Work out how many lines of the listing hold the string "Bias", then answer with that number and nothing else.
## start
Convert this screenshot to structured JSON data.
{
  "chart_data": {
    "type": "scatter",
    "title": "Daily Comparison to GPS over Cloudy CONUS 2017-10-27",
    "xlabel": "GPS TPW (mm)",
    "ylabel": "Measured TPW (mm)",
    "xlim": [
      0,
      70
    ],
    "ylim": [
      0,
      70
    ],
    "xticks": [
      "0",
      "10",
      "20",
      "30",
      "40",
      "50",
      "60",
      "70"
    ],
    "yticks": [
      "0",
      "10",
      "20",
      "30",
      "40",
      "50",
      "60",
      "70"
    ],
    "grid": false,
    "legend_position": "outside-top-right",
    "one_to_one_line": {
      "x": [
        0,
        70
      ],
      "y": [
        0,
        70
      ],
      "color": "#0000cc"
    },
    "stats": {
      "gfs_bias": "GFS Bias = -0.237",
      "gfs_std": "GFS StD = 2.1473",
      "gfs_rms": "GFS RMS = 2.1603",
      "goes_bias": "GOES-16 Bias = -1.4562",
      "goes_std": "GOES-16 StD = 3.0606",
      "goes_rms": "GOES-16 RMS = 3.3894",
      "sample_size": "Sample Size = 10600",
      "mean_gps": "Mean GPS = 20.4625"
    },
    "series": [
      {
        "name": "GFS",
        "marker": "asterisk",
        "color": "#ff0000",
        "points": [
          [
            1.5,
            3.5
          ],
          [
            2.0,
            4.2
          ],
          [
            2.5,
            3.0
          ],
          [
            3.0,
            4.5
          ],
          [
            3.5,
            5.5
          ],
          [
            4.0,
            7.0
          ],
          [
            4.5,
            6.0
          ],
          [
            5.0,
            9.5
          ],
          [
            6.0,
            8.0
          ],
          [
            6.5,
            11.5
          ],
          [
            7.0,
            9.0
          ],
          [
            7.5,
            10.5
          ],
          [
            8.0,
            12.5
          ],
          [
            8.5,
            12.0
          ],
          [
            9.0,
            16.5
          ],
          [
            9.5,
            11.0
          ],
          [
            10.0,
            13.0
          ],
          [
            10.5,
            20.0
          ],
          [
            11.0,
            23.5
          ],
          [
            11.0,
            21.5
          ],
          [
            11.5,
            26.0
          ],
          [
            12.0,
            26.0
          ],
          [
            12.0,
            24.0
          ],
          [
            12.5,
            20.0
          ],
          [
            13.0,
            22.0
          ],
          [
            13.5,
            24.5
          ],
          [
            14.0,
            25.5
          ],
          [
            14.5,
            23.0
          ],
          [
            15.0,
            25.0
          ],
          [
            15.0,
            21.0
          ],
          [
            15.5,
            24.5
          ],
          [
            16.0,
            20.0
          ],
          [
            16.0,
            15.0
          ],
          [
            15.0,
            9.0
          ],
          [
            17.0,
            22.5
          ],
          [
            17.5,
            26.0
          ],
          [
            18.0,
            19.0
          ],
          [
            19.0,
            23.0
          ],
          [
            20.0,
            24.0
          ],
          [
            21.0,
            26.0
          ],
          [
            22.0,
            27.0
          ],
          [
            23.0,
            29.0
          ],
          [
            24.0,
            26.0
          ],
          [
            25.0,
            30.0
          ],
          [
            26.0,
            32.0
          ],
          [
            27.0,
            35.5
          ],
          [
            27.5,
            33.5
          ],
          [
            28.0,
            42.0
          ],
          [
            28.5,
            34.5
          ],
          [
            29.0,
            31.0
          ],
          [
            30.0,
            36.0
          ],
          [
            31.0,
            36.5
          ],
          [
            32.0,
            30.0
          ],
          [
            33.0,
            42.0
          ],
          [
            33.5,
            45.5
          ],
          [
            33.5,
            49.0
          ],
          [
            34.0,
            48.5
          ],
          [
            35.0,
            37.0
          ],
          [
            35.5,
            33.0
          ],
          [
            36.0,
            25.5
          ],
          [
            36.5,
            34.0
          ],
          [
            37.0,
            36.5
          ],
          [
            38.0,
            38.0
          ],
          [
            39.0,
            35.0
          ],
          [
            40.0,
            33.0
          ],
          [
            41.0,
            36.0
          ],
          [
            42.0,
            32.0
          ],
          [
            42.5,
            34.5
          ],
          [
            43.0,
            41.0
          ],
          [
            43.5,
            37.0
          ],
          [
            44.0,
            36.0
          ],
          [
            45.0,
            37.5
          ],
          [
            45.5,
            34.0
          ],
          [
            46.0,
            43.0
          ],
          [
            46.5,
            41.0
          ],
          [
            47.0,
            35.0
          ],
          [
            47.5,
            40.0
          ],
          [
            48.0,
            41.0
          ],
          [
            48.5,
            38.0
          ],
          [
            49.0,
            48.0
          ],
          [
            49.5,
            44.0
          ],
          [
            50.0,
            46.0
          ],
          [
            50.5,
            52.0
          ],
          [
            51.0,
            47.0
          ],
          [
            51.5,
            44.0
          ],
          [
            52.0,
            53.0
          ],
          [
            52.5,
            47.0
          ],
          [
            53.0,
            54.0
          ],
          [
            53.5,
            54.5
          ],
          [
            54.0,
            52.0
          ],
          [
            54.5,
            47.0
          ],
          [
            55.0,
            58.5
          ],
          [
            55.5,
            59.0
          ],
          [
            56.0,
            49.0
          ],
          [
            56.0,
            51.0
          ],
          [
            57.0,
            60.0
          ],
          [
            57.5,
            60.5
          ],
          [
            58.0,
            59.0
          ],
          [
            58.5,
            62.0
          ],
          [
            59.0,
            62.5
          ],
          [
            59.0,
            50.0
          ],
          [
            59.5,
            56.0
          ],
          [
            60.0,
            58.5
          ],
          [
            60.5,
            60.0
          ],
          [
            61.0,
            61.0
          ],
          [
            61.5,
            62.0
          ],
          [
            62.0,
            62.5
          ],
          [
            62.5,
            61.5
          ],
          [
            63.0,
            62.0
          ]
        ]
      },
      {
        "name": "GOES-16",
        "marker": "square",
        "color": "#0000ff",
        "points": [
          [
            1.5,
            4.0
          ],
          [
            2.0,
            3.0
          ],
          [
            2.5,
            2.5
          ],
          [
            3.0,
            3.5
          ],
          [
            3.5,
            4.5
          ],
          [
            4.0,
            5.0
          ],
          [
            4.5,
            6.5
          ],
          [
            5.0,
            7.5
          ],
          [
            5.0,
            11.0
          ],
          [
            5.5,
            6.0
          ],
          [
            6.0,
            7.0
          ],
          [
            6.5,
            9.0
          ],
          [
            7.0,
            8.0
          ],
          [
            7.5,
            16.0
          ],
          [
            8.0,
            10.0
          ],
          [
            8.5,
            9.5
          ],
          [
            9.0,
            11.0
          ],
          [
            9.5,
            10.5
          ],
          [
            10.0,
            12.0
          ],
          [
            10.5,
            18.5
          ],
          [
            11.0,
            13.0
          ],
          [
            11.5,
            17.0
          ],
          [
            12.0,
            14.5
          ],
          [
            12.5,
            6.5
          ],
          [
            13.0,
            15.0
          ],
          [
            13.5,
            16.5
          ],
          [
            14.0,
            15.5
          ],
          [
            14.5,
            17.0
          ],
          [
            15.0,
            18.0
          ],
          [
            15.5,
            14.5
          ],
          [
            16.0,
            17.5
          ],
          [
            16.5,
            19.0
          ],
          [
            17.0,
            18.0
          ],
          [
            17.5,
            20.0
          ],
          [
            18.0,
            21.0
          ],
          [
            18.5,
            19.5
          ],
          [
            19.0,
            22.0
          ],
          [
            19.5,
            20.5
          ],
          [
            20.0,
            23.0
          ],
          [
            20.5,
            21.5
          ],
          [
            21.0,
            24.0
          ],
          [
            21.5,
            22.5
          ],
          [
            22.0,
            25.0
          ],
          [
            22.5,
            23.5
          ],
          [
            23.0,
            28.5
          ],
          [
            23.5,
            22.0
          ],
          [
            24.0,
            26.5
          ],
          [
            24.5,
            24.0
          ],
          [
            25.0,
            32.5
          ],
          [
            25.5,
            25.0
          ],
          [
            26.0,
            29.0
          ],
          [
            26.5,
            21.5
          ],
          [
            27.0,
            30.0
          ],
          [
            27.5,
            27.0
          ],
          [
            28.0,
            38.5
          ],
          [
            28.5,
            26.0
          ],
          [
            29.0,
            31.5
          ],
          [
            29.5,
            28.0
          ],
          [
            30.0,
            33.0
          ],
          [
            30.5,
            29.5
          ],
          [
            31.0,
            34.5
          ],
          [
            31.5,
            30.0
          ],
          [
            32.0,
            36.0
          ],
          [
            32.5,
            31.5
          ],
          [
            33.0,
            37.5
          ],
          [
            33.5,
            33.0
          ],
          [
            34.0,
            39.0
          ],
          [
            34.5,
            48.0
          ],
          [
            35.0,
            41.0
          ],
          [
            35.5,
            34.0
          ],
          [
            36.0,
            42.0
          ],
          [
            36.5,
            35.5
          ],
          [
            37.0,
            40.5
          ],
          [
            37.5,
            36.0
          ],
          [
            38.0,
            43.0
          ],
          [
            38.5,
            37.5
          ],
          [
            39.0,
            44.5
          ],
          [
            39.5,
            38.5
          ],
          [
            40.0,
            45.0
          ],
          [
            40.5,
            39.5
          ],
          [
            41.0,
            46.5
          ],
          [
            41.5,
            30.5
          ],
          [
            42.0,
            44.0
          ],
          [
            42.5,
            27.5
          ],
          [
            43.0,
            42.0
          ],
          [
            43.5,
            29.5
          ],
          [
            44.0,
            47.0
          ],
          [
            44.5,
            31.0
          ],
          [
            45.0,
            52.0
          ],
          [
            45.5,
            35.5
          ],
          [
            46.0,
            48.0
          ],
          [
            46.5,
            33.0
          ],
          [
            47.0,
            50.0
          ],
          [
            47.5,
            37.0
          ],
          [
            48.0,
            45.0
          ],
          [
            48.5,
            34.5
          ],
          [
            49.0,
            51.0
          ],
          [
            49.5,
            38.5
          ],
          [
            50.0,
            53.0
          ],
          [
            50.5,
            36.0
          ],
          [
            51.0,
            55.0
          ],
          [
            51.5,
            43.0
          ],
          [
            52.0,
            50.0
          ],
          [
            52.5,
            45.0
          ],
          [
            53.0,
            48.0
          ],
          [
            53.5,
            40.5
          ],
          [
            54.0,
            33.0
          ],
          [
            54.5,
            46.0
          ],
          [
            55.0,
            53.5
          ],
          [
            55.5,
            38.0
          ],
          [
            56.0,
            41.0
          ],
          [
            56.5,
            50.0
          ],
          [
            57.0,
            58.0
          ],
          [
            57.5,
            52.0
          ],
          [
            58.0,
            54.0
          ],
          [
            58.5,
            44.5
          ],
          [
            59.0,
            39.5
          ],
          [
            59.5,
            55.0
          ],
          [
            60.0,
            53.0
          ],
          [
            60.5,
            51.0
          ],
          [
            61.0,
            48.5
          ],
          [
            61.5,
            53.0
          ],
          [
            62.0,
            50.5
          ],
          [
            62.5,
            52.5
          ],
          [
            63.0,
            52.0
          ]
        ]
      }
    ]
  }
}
## end
• _Finished task_: 2